[Begin Dataset records]

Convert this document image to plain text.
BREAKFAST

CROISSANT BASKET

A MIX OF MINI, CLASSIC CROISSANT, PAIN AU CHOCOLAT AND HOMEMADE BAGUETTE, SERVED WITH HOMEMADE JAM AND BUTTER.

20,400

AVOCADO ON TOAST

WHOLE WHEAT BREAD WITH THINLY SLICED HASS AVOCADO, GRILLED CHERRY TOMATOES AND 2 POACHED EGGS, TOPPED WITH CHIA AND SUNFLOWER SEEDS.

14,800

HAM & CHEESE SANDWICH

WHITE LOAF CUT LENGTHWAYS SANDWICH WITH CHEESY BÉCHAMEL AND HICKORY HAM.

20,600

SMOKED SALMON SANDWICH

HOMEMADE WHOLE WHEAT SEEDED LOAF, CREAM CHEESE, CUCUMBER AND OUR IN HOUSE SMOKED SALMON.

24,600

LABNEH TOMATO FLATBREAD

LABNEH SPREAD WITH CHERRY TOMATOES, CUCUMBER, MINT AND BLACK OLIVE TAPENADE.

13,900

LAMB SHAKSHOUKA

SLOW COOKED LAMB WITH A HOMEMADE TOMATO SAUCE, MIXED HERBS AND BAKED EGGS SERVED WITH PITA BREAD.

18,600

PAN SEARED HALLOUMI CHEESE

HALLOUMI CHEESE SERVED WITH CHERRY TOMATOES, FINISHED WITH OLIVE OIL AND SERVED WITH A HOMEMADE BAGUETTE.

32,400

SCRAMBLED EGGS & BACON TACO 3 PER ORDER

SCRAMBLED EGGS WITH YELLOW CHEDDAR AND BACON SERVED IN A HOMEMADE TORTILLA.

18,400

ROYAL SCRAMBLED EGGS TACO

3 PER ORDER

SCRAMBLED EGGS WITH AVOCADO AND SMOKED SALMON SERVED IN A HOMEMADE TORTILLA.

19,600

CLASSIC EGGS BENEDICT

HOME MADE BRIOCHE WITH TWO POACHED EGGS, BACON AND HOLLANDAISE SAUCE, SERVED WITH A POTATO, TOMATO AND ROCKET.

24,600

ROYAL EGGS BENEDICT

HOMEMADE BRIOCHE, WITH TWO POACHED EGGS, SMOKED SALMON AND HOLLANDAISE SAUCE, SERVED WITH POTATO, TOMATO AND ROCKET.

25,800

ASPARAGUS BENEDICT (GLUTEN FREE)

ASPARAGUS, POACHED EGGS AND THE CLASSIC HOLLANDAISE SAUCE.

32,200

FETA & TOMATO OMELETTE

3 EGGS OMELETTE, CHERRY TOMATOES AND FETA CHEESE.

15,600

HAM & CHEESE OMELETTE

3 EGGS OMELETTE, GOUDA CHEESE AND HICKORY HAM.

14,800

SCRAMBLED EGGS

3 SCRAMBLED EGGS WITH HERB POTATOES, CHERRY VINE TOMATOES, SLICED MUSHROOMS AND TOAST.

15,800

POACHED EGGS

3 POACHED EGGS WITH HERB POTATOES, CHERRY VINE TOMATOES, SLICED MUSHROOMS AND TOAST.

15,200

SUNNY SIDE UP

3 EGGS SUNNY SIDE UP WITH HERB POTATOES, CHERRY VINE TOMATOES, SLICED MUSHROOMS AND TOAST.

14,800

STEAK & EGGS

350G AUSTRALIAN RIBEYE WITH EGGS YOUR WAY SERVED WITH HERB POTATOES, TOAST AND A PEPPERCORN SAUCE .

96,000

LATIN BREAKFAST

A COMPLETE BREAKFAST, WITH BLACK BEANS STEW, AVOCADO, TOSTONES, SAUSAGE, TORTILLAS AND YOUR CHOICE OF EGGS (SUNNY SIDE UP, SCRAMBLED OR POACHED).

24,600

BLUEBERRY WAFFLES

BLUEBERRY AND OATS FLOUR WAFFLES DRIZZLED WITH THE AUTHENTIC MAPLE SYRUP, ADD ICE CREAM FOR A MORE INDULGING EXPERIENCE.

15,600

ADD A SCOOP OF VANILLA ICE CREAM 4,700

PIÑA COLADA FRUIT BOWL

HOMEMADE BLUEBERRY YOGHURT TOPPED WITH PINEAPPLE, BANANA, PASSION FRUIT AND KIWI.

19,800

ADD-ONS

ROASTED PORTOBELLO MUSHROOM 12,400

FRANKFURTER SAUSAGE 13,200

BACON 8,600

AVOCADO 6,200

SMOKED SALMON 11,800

[End Dataset records]

▸ Exercise aim
Copy each line in the data that holds the word "CUCUMBER".

▸ Complete answer
HOMEMADE WHOLE WHEAT SEEDED LOAF, CREAM CHEESE, CUCUMBER AND OUR IN HOUSE SMOKED SALMON.
LABNEH SPREAD WITH CHERRY TOMATOES, CUCUMBER, MINT AND BLACK OLIVE TAPENADE.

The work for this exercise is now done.